HEATHER MAC DONALD: Gender Is a Construct—Except When It’s Not: For academic feminists, male and female biology is either interchangeable or immutable, depending on what complaint they need to lodge.
A foundational tenet of academic feminism holds that alleged differences between males and females are socially constructed. This credo usually maximizes the opportunities for charging sexism, yet it will be discarded in an instant if acknowledging the innate biological and psychological differences between men and women yields an additional trove of feminist complaint. The current issue of the Yale Alumni Magazine shows how the game is played.
For years, medical research neglected “sex and gender differences” in health, according to the magazine. “Historically, the narrative of medicine has been driven by data derived from white men around the age of 40,” the associate dean for curriculum at the Yale Medical School told the magazine’s reporter. Clinical trials only occasionally included females and when they did, the results were rarely analyzed by sex. It’s mysterious why this alleged neglect should matter, if sex differences are “socially constructed.” If males and females are the same psychologically and physically before the patriarchy starts assigning sex roles, then medical research need not distinguish between males and females, either.

(Dataset entries)
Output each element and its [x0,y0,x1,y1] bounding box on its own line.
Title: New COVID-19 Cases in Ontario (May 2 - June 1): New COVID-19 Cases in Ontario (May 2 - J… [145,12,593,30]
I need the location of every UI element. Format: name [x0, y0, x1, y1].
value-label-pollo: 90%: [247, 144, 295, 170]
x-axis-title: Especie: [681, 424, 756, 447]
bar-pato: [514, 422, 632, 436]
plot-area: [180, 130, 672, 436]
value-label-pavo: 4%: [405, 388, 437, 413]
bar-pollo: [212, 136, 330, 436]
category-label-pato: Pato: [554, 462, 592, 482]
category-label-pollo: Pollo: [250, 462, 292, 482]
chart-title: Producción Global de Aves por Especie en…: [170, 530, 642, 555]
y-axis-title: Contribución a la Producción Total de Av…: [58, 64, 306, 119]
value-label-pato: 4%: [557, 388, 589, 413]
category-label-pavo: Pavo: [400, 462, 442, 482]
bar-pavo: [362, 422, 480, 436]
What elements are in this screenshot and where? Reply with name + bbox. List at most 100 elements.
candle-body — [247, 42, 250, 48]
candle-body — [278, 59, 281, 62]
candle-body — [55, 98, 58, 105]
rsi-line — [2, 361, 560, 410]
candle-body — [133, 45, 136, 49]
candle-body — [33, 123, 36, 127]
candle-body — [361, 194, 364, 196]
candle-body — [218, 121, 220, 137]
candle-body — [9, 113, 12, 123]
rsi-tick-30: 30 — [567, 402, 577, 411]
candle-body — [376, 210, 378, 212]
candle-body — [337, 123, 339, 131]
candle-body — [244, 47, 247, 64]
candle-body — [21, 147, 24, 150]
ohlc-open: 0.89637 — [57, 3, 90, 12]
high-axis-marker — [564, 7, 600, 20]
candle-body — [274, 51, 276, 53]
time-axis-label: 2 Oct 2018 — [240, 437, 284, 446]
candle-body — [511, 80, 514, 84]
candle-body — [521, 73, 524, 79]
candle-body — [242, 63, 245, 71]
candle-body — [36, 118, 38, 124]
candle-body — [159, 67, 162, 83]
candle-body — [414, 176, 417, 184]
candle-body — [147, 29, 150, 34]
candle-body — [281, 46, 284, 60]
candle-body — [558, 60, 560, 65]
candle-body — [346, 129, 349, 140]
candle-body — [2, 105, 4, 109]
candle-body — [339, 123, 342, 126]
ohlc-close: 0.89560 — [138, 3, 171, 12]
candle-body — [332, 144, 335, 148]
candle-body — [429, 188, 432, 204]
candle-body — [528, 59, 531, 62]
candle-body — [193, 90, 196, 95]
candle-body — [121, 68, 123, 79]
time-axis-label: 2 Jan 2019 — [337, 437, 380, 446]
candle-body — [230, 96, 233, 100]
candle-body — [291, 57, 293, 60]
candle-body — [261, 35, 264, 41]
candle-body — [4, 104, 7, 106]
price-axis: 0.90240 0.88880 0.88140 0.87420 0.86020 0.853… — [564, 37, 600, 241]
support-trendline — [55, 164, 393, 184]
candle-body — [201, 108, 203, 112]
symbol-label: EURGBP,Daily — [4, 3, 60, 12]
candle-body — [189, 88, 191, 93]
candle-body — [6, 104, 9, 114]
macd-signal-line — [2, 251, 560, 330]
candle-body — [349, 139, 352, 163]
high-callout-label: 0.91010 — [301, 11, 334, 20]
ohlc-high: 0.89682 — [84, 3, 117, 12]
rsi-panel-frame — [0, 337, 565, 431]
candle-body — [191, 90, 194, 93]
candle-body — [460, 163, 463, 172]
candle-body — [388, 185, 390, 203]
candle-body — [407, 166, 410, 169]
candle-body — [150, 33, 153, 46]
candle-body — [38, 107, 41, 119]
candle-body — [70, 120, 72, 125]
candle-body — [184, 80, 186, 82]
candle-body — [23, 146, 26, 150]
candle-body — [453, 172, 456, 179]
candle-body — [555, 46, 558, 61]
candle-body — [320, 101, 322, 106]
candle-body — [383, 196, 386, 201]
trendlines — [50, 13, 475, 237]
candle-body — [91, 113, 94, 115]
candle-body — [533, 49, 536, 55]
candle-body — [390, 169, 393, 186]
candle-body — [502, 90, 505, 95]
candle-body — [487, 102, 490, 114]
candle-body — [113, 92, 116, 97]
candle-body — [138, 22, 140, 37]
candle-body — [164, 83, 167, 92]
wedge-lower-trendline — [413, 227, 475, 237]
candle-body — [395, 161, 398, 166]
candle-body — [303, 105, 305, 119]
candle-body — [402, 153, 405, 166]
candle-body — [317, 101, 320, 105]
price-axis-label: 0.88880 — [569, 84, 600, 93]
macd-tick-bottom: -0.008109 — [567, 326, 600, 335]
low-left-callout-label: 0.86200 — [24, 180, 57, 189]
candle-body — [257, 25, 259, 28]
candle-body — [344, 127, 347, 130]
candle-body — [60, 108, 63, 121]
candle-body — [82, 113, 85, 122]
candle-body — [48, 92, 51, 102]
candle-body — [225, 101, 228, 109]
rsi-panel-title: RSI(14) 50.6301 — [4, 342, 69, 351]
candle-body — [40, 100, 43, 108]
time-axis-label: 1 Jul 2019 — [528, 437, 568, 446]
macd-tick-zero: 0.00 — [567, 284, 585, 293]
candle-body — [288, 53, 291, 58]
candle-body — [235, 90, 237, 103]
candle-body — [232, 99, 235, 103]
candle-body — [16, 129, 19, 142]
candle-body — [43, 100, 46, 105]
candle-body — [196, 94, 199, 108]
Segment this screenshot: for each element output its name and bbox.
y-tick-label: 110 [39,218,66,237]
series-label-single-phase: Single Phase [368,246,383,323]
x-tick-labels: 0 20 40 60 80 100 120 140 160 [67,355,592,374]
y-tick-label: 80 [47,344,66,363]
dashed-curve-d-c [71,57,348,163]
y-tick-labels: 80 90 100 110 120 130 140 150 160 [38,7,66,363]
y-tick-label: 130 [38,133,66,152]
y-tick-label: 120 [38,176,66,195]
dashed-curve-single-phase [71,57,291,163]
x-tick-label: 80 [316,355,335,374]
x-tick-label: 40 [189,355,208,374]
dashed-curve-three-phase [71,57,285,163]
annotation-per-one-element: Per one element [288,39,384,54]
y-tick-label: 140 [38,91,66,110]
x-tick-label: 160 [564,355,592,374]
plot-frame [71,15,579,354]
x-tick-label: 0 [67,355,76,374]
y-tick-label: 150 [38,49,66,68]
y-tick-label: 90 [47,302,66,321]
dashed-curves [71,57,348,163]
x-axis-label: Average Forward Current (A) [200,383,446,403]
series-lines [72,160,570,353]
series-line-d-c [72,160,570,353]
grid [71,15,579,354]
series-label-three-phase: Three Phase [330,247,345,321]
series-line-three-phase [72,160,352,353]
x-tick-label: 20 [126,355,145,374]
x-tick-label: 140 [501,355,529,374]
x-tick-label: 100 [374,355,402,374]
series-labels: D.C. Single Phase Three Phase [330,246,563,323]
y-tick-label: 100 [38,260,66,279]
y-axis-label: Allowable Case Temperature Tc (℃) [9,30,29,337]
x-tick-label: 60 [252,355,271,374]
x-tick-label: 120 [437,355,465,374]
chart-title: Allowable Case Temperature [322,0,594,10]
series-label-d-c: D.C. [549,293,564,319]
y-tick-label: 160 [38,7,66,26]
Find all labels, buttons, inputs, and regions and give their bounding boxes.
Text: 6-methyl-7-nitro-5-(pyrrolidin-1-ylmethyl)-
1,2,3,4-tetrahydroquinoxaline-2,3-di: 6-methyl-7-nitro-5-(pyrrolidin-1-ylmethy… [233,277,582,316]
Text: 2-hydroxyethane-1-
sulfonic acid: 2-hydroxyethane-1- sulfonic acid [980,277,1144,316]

» **Problem A**:
Could you render this sentence from the essay on academic feminism in Spanish: "Clinical trials only occasionally included females and when they did, the results were rarely analyzed by sex."
» **Problem B**:
Can you resume the essay on academic feminism, carrying it on after its final sentence?
The lines have nothing to do with the essay on academic feminism.

» **Written response A**:
Los ensayos clínicos solo ocasionalmente incluían a mujeres y, cuando lo hacían, los resultados rara vez se analizaban por sexo.

» **Written response B**:
It turns out, however, that males and females differentially respond to stress, environmental risk factors, drugs, and disease, as an initiative called Women’s Health Research at Yale devotes itself to documenting. . . .
Such discoveries should be the death knell for social constructivism. Along with many others like them, they buttress the possibility that uneven sex ratios in various fields are in part the result of males and females’ different average dispositions toward competition, risk, and abstract rather than people-centered work (an observation that got computer engineer James Damore fired from Google).
And yet, feminist social-justice warriors are perfectly capable of proceeding on several contradictory fronts simultaneously.
Which itself reinforces a stereotype about women . . . .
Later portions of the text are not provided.